Written task — Write every entry out again exactly, please, and skip the pictures.
□ □ □ □ □
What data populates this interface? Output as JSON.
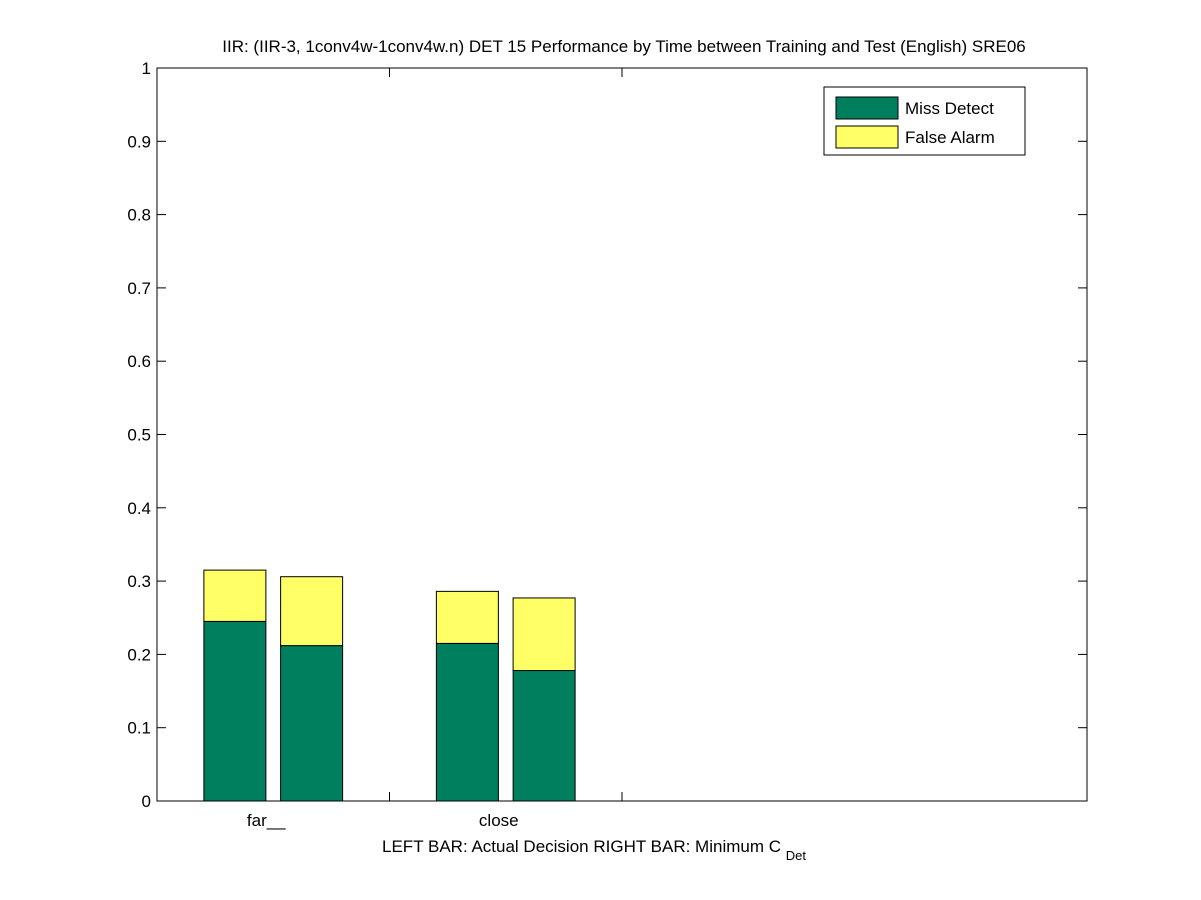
{
  "chart_data": {
    "type": "bar",
    "stacked": true,
    "title": "IIR: (IIR-3, 1conv4w-1conv4w.n) DET 15 Performance by Time between Training and Test (English) SRE06",
    "xlabel_left": "LEFT BAR: Actual Decision",
    "xlabel_right_prefix": "RIGHT BAR: Minimum C",
    "xlabel_right_subscript": "Det",
    "ylim": [
      0,
      1
    ],
    "yticks": [
      "0",
      "0.1",
      "0.2",
      "0.3",
      "0.4",
      "0.5",
      "0.6",
      "0.7",
      "0.8",
      "0.9",
      "1"
    ],
    "xlim": [
      0,
      4
    ],
    "xtick_positions": [
      1,
      2
    ],
    "categories": [
      "far__",
      "close"
    ],
    "legend_position": "top-right",
    "grid": false,
    "series": [
      {
        "name": "Miss Detect",
        "color": "#007f5f",
        "actual": [
          0.245,
          0.215
        ],
        "minimum": [
          0.212,
          0.178
        ]
      },
      {
        "name": "False Alarm",
        "color": "#ffff66",
        "actual": [
          0.07,
          0.071
        ],
        "minimum": [
          0.094,
          0.099
        ]
      }
    ]
  }
}
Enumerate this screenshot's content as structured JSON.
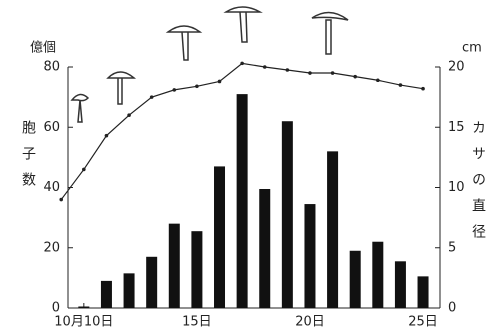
□ □ □ □ □
Task output —
What data populates this interface? Output as JSON.
{
  "chart_data": {
    "type": "bar",
    "stacked": true,
    "title": "IIR: (IIR-3, 1conv4w-1conv4w.n) DET 15 Performance by Time between Training and Test (English) SRE06",
    "xlabel_left": "LEFT BAR: Actual Decision",
    "xlabel_right_prefix": "RIGHT BAR: Minimum C",
    "xlabel_right_subscript": "Det",
    "ylim": [
      0,
      1
    ],
    "yticks": [
      "0",
      "0.1",
      "0.2",
      "0.3",
      "0.4",
      "0.5",
      "0.6",
      "0.7",
      "0.8",
      "0.9",
      "1"
    ],
    "xlim": [
      0,
      4
    ],
    "xtick_positions": [
      1,
      2
    ],
    "categories": [
      "far__",
      "close"
    ],
    "legend_position": "top-right",
    "grid": false,
    "series": [
      {
        "name": "Miss Detect",
        "color": "#007f5f",
        "actual": [
          0.245,
          0.215
        ],
        "minimum": [
          0.212,
          0.178
        ]
      },
      {
        "name": "False Alarm",
        "color": "#ffff66",
        "actual": [
          0.07,
          0.071
        ],
        "minimum": [
          0.094,
          0.099
        ]
      }
    ]
  }
}
Enumerate this screenshot's content as structured JSON.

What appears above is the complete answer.